* [DIRECTIONS] Within the records that follow, find every line containing the string "времени". Copy those lines.

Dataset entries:

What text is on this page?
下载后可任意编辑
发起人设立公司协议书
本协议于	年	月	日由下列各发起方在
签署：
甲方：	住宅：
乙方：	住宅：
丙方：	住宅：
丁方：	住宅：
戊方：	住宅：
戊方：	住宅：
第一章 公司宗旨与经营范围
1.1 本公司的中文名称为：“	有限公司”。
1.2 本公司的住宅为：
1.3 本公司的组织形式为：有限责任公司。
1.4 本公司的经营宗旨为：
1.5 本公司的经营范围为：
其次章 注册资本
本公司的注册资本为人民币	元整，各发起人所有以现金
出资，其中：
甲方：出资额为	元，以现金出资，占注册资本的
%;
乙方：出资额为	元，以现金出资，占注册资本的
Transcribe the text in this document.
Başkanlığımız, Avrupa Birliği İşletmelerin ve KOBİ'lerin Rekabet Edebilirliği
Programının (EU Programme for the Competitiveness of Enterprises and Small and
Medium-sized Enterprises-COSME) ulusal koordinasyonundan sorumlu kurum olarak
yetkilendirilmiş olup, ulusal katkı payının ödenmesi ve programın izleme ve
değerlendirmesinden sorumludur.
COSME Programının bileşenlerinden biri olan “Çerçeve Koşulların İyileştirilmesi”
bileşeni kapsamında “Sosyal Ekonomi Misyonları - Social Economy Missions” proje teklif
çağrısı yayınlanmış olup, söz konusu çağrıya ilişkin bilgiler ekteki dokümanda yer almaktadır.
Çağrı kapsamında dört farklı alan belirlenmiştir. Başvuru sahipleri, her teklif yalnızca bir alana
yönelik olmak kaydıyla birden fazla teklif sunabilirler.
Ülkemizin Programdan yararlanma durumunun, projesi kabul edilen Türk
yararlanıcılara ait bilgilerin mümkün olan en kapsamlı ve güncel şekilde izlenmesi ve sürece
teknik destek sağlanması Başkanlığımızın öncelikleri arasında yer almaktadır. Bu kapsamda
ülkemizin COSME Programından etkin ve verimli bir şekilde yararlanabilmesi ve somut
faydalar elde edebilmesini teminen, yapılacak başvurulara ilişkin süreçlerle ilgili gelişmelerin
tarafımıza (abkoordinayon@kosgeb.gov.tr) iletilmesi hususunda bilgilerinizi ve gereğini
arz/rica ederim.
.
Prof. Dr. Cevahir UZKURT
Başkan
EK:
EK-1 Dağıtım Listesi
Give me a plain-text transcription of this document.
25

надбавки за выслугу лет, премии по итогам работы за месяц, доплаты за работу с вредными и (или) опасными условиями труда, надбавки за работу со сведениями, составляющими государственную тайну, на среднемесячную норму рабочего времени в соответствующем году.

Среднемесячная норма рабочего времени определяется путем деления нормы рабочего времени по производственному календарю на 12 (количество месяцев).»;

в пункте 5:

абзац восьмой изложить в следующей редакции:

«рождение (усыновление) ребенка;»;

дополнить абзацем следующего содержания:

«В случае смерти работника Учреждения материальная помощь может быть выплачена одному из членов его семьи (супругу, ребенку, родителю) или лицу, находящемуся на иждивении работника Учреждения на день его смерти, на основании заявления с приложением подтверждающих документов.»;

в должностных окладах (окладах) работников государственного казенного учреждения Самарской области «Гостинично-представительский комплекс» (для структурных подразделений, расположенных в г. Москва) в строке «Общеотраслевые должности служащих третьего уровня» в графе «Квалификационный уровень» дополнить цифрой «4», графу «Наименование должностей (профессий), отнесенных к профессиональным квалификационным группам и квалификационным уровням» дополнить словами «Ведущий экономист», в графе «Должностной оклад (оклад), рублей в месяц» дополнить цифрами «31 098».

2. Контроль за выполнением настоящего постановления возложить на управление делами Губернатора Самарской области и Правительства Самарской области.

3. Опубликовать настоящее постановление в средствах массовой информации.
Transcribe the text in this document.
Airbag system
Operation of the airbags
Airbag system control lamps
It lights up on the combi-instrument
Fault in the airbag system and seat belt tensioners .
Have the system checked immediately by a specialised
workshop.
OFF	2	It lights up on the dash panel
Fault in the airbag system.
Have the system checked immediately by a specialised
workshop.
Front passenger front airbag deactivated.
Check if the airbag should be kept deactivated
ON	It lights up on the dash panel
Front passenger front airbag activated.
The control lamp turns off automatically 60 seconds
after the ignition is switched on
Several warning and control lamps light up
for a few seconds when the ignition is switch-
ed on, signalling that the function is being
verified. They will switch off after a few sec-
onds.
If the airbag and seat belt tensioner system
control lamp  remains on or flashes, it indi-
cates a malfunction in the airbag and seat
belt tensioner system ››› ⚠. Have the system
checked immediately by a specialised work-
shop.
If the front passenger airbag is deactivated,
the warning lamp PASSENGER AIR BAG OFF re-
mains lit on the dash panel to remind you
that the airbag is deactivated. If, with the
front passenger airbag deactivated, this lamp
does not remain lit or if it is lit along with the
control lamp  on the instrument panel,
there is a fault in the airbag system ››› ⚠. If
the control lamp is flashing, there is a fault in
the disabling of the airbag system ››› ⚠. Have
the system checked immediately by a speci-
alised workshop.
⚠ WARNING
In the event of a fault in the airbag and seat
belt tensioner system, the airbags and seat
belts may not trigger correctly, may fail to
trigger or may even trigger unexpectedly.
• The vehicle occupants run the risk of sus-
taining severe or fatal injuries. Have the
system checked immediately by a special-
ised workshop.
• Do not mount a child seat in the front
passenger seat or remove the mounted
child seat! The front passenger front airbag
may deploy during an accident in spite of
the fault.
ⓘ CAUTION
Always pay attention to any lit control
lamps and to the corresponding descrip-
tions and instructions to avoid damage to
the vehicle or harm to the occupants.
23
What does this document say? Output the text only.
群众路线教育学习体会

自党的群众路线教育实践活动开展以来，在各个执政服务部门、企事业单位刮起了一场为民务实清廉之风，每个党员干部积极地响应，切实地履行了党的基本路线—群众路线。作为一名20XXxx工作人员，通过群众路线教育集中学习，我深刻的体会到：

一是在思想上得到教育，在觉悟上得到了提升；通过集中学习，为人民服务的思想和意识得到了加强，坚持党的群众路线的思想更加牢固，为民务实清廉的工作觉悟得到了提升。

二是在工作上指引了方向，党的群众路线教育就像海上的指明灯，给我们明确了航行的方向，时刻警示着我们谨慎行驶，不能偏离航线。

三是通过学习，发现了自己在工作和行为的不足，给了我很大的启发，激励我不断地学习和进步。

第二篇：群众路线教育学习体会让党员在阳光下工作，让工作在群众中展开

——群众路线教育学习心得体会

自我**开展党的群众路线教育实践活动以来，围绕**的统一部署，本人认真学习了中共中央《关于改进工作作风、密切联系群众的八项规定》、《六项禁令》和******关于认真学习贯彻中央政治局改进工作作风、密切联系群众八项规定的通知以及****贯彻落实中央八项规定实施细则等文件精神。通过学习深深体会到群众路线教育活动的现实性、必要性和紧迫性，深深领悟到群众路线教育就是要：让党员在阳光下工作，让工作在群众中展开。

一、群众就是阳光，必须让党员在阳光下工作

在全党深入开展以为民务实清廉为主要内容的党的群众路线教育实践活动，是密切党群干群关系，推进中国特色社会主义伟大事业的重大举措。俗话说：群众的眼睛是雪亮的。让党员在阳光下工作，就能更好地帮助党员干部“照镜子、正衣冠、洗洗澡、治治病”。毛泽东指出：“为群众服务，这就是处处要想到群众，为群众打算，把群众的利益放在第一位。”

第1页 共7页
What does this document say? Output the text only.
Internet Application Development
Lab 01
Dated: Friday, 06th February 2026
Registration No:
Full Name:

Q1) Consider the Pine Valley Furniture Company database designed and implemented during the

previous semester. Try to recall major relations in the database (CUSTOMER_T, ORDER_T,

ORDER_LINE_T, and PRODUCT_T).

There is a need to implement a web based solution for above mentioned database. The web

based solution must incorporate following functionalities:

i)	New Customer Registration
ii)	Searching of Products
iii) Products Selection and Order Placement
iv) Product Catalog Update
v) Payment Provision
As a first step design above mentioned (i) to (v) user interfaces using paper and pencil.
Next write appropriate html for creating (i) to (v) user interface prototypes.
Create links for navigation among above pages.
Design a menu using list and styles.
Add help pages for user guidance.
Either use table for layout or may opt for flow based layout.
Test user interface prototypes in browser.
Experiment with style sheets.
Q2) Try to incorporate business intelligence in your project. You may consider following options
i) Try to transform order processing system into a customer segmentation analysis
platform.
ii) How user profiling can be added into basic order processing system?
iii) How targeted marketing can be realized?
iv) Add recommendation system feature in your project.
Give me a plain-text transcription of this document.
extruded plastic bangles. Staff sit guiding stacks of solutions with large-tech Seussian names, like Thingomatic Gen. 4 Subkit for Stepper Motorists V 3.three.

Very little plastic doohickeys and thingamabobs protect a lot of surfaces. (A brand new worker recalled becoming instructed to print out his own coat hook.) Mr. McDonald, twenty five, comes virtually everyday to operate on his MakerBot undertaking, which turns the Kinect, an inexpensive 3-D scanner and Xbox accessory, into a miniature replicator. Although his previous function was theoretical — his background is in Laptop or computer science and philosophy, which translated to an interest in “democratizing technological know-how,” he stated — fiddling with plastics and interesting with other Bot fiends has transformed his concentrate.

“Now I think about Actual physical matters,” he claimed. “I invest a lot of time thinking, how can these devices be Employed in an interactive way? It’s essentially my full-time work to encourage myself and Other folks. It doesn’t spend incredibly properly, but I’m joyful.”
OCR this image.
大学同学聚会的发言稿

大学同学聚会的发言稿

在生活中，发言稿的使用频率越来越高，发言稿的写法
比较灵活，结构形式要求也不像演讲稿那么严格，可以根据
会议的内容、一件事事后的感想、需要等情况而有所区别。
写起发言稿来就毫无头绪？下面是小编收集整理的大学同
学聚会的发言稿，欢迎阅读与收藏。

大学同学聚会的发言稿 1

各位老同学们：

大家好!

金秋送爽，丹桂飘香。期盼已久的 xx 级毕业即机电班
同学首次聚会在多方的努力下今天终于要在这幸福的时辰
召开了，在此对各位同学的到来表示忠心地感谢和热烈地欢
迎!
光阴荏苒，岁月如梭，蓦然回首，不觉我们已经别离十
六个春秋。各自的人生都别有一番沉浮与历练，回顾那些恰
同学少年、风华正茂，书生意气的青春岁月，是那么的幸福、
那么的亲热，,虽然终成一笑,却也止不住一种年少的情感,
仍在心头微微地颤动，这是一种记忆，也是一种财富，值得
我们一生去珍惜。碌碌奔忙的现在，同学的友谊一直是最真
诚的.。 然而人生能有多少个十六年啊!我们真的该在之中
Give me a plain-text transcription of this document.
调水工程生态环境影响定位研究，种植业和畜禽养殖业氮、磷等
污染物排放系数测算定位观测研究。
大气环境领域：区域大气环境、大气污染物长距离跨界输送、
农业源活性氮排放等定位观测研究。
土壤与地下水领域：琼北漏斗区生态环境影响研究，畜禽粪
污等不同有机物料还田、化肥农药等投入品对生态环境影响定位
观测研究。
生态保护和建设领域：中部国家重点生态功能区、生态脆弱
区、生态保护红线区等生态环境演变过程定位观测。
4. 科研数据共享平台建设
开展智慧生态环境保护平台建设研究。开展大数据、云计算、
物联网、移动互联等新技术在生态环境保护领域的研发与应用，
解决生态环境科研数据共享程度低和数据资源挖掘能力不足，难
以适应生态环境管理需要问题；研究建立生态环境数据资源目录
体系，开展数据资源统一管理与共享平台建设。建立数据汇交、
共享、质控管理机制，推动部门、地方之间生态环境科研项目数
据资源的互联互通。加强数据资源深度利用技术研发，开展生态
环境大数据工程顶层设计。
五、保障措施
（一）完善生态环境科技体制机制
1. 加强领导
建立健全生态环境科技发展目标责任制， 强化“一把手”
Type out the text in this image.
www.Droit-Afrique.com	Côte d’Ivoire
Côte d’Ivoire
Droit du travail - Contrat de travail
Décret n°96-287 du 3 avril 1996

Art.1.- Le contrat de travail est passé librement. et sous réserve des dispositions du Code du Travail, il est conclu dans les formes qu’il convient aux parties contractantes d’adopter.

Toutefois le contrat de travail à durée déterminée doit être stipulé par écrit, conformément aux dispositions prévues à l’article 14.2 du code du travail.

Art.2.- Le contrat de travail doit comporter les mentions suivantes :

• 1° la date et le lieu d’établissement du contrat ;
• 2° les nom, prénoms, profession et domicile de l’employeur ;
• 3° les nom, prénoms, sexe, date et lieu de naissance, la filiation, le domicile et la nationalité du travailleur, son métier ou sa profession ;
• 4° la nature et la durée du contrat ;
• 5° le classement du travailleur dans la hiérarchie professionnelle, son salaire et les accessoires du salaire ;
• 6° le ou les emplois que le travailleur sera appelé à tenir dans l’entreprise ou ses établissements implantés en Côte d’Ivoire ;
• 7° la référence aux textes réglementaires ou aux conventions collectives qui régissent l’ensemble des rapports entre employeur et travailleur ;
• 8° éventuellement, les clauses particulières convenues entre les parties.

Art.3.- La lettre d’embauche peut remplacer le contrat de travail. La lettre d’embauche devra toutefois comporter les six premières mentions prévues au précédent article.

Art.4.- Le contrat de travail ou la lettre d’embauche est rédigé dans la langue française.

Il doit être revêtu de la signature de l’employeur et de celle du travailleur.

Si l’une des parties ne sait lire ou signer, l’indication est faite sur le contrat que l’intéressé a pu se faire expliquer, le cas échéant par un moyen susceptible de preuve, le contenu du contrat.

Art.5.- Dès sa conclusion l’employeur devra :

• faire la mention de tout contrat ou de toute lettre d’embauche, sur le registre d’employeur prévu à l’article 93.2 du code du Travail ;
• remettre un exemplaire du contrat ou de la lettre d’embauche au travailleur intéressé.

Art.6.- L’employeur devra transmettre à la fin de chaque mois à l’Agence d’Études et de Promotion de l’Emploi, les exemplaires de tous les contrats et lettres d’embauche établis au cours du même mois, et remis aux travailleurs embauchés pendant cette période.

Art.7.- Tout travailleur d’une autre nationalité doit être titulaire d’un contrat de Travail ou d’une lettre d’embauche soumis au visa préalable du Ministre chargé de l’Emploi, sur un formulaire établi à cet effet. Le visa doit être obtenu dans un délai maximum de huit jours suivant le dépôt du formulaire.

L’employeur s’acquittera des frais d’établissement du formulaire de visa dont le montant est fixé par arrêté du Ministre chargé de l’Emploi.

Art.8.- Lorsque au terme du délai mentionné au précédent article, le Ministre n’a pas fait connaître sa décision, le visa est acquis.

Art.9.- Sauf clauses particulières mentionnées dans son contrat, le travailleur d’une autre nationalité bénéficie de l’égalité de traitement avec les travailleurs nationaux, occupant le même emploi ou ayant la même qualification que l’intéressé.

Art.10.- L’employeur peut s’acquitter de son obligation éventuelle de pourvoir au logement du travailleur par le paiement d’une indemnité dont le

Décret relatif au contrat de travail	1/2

* [ANSWER IN FULL]
надбавки за выслугу лет, премии по итогам работы за месяц, доплаты за работу с вредными и (или) опасными условиями труда, надбавки за работу со сведениями, составляющими государственную тайну, на среднемесячную норму рабочего времени в соответствующем году.
Среднемесячная норма рабочего времени определяется путем деления нормы рабочего времени по производственному календарю на 12 (количество месяцев).»;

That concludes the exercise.